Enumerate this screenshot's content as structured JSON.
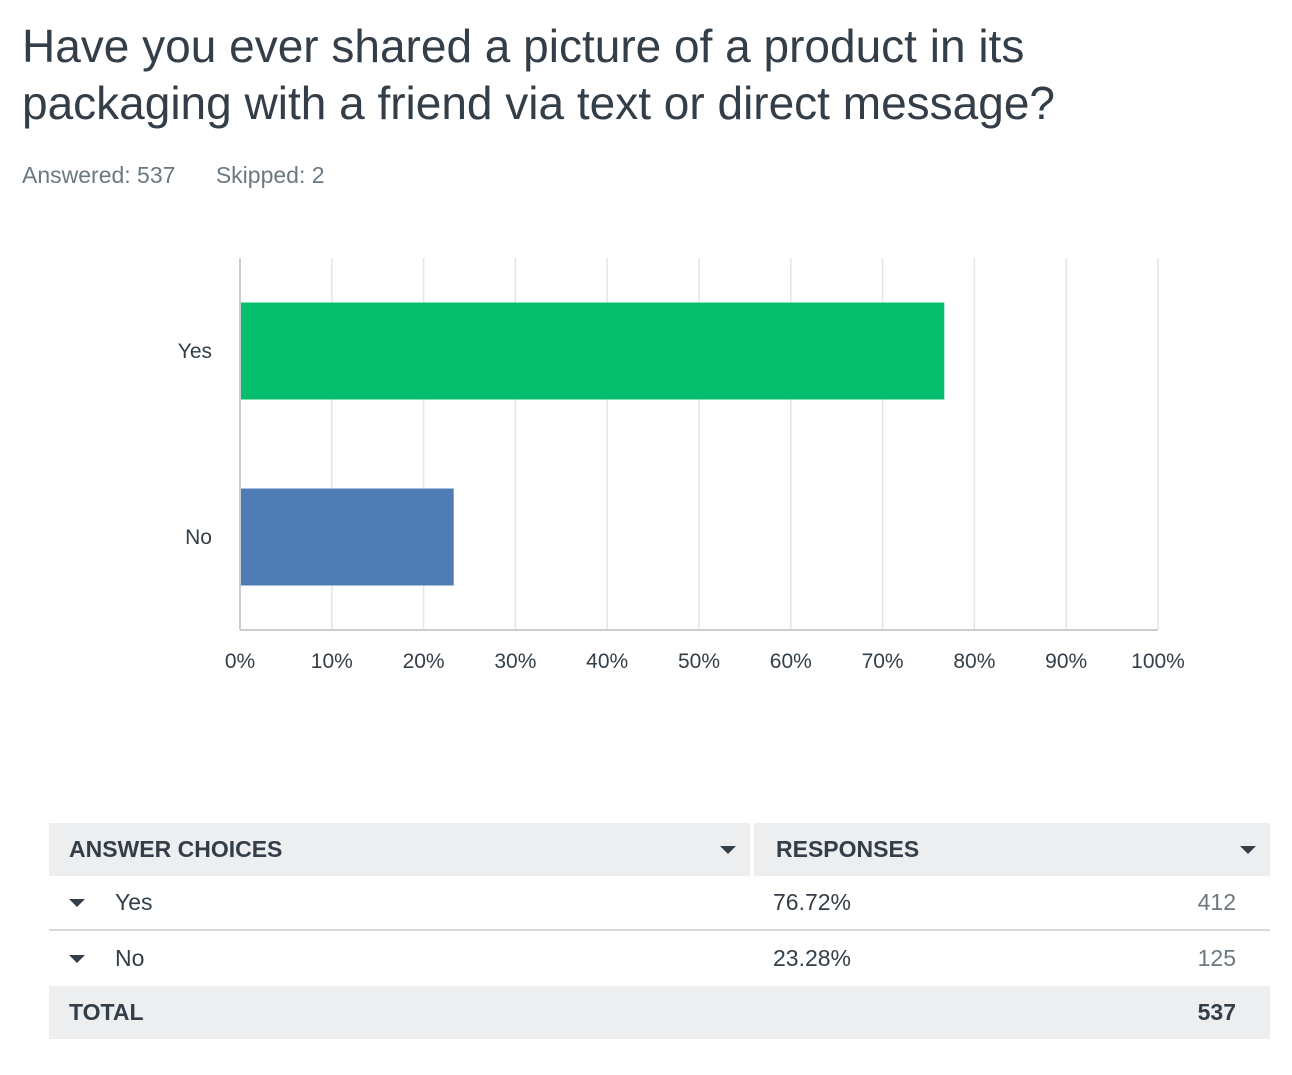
{
  "question": {
    "title_line1": "Have you ever shared a picture of a product in its",
    "title_line2": "packaging with a friend via text or direct message?",
    "answered": "Answered: 537",
    "skipped": "Skipped: 2"
  },
  "chart_data": {
    "type": "bar",
    "orientation": "horizontal",
    "categories": [
      "Yes",
      "No"
    ],
    "values": [
      76.72,
      23.28
    ],
    "colors": [
      "#05bf6e",
      "#507cb6"
    ],
    "xlim": [
      0,
      100
    ],
    "x_ticks": [
      "0%",
      "10%",
      "20%",
      "30%",
      "40%",
      "50%",
      "60%",
      "70%",
      "80%",
      "90%",
      "100%"
    ],
    "grid": true
  },
  "table": {
    "header_choices": "ANSWER CHOICES",
    "header_responses": "RESPONSES",
    "rows": [
      {
        "choice": "Yes",
        "percent": "76.72%",
        "count": "412"
      },
      {
        "choice": "No",
        "percent": "23.28%",
        "count": "125"
      }
    ],
    "total_label": "TOTAL",
    "total_value": "537"
  }
}
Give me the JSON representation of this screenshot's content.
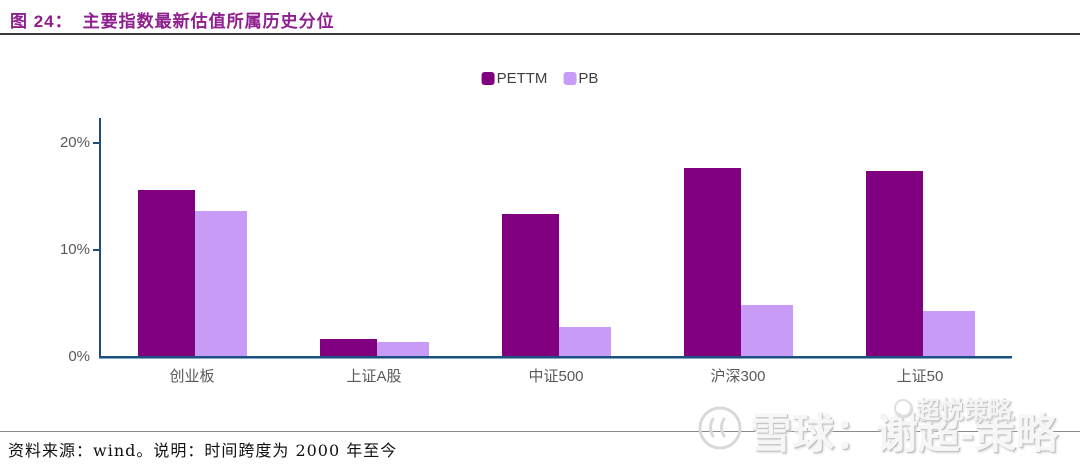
{
  "header": {
    "title_prefix": "图 24：",
    "title_text": "主要指数最新估值所属历史分位"
  },
  "chart_data": {
    "type": "bar",
    "title": "主要指数最新估值所属历史分位",
    "categories": [
      "创业板",
      "上证A股",
      "中证500",
      "沪深300",
      "上证50"
    ],
    "series": [
      {
        "name": "PETTM",
        "color": "#800080",
        "values": [
          15.6,
          1.7,
          13.4,
          17.7,
          17.4
        ]
      },
      {
        "name": "PB",
        "color": "#C89BF6",
        "values": [
          13.6,
          1.4,
          2.8,
          4.9,
          4.3
        ]
      }
    ],
    "xlabel": "",
    "ylabel": "",
    "ylim": [
      0,
      22
    ],
    "yticks": [
      {
        "label": "0%",
        "value": 0
      },
      {
        "label": "10%",
        "value": 10
      },
      {
        "label": "20%",
        "value": 20
      }
    ],
    "grid": false,
    "legend_position": "top-center",
    "axis_color": "#1F4E79"
  },
  "footer": {
    "source_note": "资料来源：wind。说明：时间跨度为 2000 年至今"
  },
  "watermark": {
    "big_text": "雪球：谢超-策略",
    "small_text": "超悦策略"
  }
}
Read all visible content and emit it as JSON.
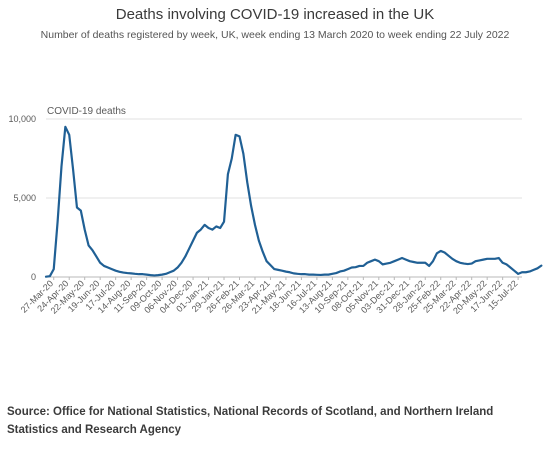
{
  "chart_data": {
    "type": "line",
    "title": "Deaths involving COVID-19 increased in the UK",
    "subtitle": "Number of deaths registered by week, UK, week ending 13 March 2020 to week ending 22 July 2022",
    "ylabel": "COVID-19 deaths",
    "xlabel": "",
    "ylim": [
      0,
      10000
    ],
    "yticks": [
      0,
      5000,
      10000
    ],
    "ytick_labels": [
      "0",
      "5,000",
      "10,000"
    ],
    "grid": "horizontal",
    "color": "#206095",
    "x_tick_labels": [
      "27-Mar-20",
      "24-Apr-20",
      "22-May-20",
      "19-Jun-20",
      "17-Jul-20",
      "14-Aug-20",
      "11-Sep-20",
      "09-Oct-20",
      "06-Nov-20",
      "04-Dec-20",
      "01-Jan-21",
      "29-Jan-21",
      "26-Feb-21",
      "26-Mar-21",
      "23-Apr-21",
      "21-May-21",
      "18-Jun-21",
      "16-Jul-21",
      "13-Aug-21",
      "10-Sep-21",
      "08-Oct-21",
      "05-Nov-21",
      "03-Dec-21",
      "31-Dec-21",
      "28-Jan-22",
      "25-Feb-22",
      "25-Mar-22",
      "22-Apr-22",
      "20-May-22",
      "17-Jun-22",
      "15-Jul-22"
    ],
    "x_tick_weeks": [
      2,
      6,
      10,
      14,
      18,
      22,
      26,
      30,
      34,
      38,
      42,
      46,
      50,
      54,
      58,
      62,
      66,
      70,
      74,
      78,
      82,
      86,
      90,
      94,
      98,
      102,
      106,
      110,
      114,
      118,
      122
    ],
    "week_count": 124,
    "series": [
      {
        "values": [
          20,
          50,
          500,
          3500,
          7000,
          9500,
          9000,
          6800,
          4400,
          4200,
          3000,
          2000,
          1700,
          1300,
          900,
          700,
          600,
          500,
          400,
          330,
          280,
          250,
          230,
          200,
          180,
          180,
          150,
          120,
          100,
          120,
          150,
          200,
          300,
          400,
          600,
          900,
          1300,
          1800,
          2300,
          2800,
          3000,
          3300,
          3100,
          3000,
          3200,
          3100,
          3500,
          6500,
          7500,
          9000,
          8900,
          7800,
          6000,
          4500,
          3300,
          2300,
          1600,
          1000,
          750,
          500,
          450,
          400,
          340,
          300,
          230,
          200,
          180,
          180,
          150,
          150,
          140,
          130,
          150,
          150,
          200,
          250,
          350,
          400,
          500,
          600,
          620,
          700,
          700,
          900,
          1000,
          1100,
          1000,
          800,
          850,
          900,
          1000,
          1100,
          1200,
          1100,
          1000,
          950,
          900,
          900,
          900,
          700,
          1000,
          1500,
          1650,
          1550,
          1350,
          1150,
          1000,
          900,
          850,
          820,
          850,
          1000,
          1050,
          1100,
          1150,
          1150,
          1150,
          1200,
          900,
          800,
          600,
          400,
          200,
          300,
          300,
          350,
          450,
          550,
          720
        ]
      }
    ],
    "source": "Source: Office for National Statistics, National Records of Scotland, and Northern Ireland Statistics and Research Agency"
  }
}
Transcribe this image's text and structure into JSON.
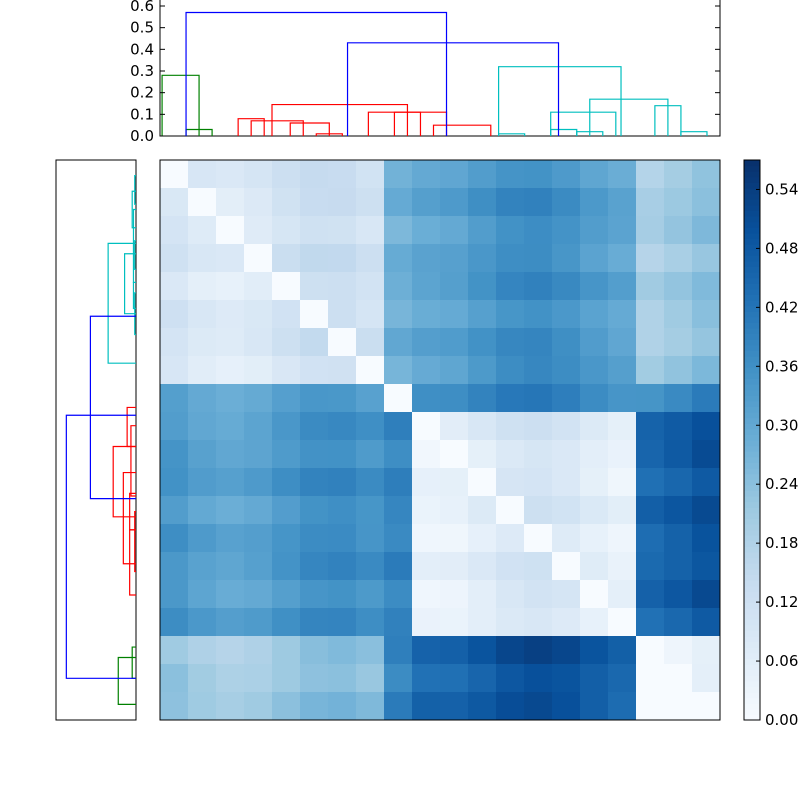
{
  "chart_data": [
    {
      "type": "dendrogram",
      "orientation": "top",
      "ylim": [
        0,
        0.6
      ],
      "yticks": [
        "0.0",
        "0.1",
        "0.2",
        "0.3",
        "0.4",
        "0.5",
        "0.6"
      ],
      "grid": false,
      "leaf_order": [
        19,
        17,
        18,
        3,
        1,
        5,
        4,
        0,
        2,
        6,
        8,
        9,
        16,
        14,
        13,
        15,
        11,
        12,
        10,
        7
      ],
      "clusters": [
        {
          "color": "#008000",
          "leaves": [
            17,
            18,
            19
          ]
        },
        {
          "color": "#ff0000",
          "leaves": [
            0,
            1,
            2,
            3,
            4,
            5,
            6,
            8,
            9
          ]
        },
        {
          "color": "#00bfbf",
          "leaves": [
            7,
            10,
            11,
            12,
            13,
            14,
            15,
            16
          ]
        }
      ],
      "links": [
        {
          "left": 0.08,
          "right": 1.5,
          "height": 0.28,
          "color": "#008000"
        },
        {
          "left": 1,
          "right": 2,
          "height": 0.03,
          "color": "#008000"
        },
        {
          "left": 3,
          "right": 4,
          "height": 0.08,
          "color": "#ff0000"
        },
        {
          "left": 3.5,
          "right": 5.5,
          "height": 0.07,
          "color": "#ff0000"
        },
        {
          "left": 5,
          "right": 6.5,
          "height": 0.06,
          "color": "#ff0000"
        },
        {
          "left": 6,
          "right": 7,
          "height": 0.01,
          "color": "#ff0000"
        },
        {
          "left": 4.3,
          "right": 9.5,
          "height": 0.145,
          "color": "#ff0000"
        },
        {
          "left": 8,
          "right": 10,
          "height": 0.11,
          "color": "#ff0000"
        },
        {
          "left": 9,
          "right": 11,
          "height": 0.11,
          "color": "#ff0000"
        },
        {
          "left": 10.5,
          "right": 12.7,
          "height": 0.05,
          "color": "#ff0000"
        },
        {
          "left": 13,
          "right": 17.7,
          "height": 0.32,
          "color": "#00bfbf"
        },
        {
          "left": 13,
          "right": 14,
          "height": 0.01,
          "color": "#00bfbf"
        },
        {
          "left": 15,
          "right": 17.5,
          "height": 0.11,
          "color": "#00bfbf"
        },
        {
          "left": 15,
          "right": 16,
          "height": 0.03,
          "color": "#00bfbf"
        },
        {
          "left": 16,
          "right": 17,
          "height": 0.02,
          "color": "#00bfbf"
        },
        {
          "left": 16.5,
          "right": 19.5,
          "height": 0.17,
          "color": "#00bfbf"
        },
        {
          "left": 19,
          "right": 20,
          "height": 0.14,
          "color": "#00bfbf"
        },
        {
          "left": 20,
          "right": 21,
          "height": 0.02,
          "color": "#00bfbf"
        },
        {
          "left": 7.2,
          "right": 15.3,
          "height": 0.43,
          "color": "#0000ff"
        },
        {
          "left": 1.0,
          "right": 11.0,
          "height": 0.57,
          "color": "#0000ff"
        }
      ]
    },
    {
      "type": "dendrogram",
      "orientation": "left",
      "grid": false,
      "leaf_order": [
        7,
        10,
        11,
        12,
        13,
        14,
        15,
        16,
        6,
        0,
        8,
        9,
        2,
        4,
        5,
        1,
        3,
        17,
        18,
        19
      ],
      "links": [
        {
          "a": 0.6,
          "b": 1.7,
          "height": 0.01,
          "color": "#00bfbf"
        },
        {
          "a": 1.2,
          "b": 2.6,
          "height": 0.03,
          "color": "#00bfbf"
        },
        {
          "a": 3.1,
          "b": 4.2,
          "height": 0.01,
          "color": "#00bfbf"
        },
        {
          "a": 4.7,
          "b": 5.7,
          "height": 0.02,
          "color": "#00bfbf"
        },
        {
          "a": 5.1,
          "b": 6.7,
          "height": 0.01,
          "color": "#00bfbf"
        },
        {
          "a": 3.6,
          "b": 5.9,
          "height": 0.09,
          "color": "#00bfbf"
        },
        {
          "a": 1.9,
          "b": 4.7,
          "height": 0.02,
          "color": "#00bfbf"
        },
        {
          "a": 3.2,
          "b": 7.8,
          "height": 0.22,
          "color": "#00bfbf"
        },
        {
          "a": 9.5,
          "b": 11.0,
          "height": 0.07,
          "color": "#ff0000"
        },
        {
          "a": 10.2,
          "b": 12.9,
          "height": 0.04,
          "color": "#ff0000"
        },
        {
          "a": 12.8,
          "b": 14.2,
          "height": 0.05,
          "color": "#ff0000"
        },
        {
          "a": 13.5,
          "b": 15.8,
          "height": 0.01,
          "color": "#ff0000"
        },
        {
          "a": 14.2,
          "b": 16.7,
          "height": 0.05,
          "color": "#ff0000"
        },
        {
          "a": 12.0,
          "b": 15.5,
          "height": 0.1,
          "color": "#ff0000"
        },
        {
          "a": 11.0,
          "b": 13.7,
          "height": 0.18,
          "color": "#ff0000"
        },
        {
          "a": 6.0,
          "b": 13.0,
          "height": 0.36,
          "color": "#0000ff"
        },
        {
          "a": 18.7,
          "b": 19.9,
          "height": 0.03,
          "color": "#008000"
        },
        {
          "a": 19.1,
          "b": 20.9,
          "height": 0.14,
          "color": "#008000"
        },
        {
          "a": 9.8,
          "b": 19.9,
          "height": 0.55,
          "color": "#0000ff"
        }
      ],
      "hmax": 0.6
    },
    {
      "type": "heatmap",
      "rows": 20,
      "cols": 20,
      "colormap": "Blues",
      "vmin": 0.0,
      "vmax": 0.57,
      "values": [],
      "colorbar": {
        "ticks": [
          "0.00",
          "0.06",
          "0.12",
          "0.18",
          "0.24",
          "0.30",
          "0.36",
          "0.42",
          "0.48",
          "0.54"
        ],
        "tick_values": [
          0.0,
          0.06,
          0.12,
          0.18,
          0.24,
          0.3,
          0.36,
          0.42,
          0.48,
          0.54
        ]
      }
    }
  ]
}
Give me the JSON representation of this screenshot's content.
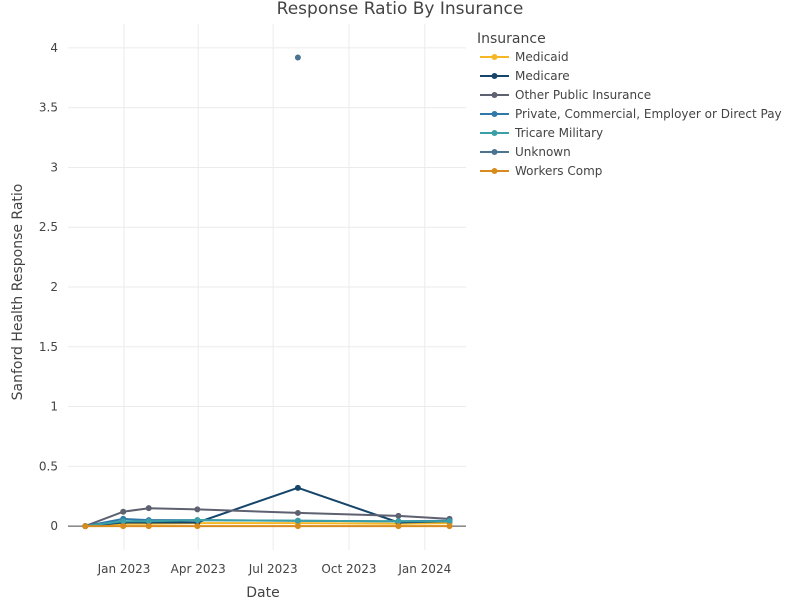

### The problem
How many lines in the data contain the string "horizontal"? Respond with the number only.

### Response to this exercise
2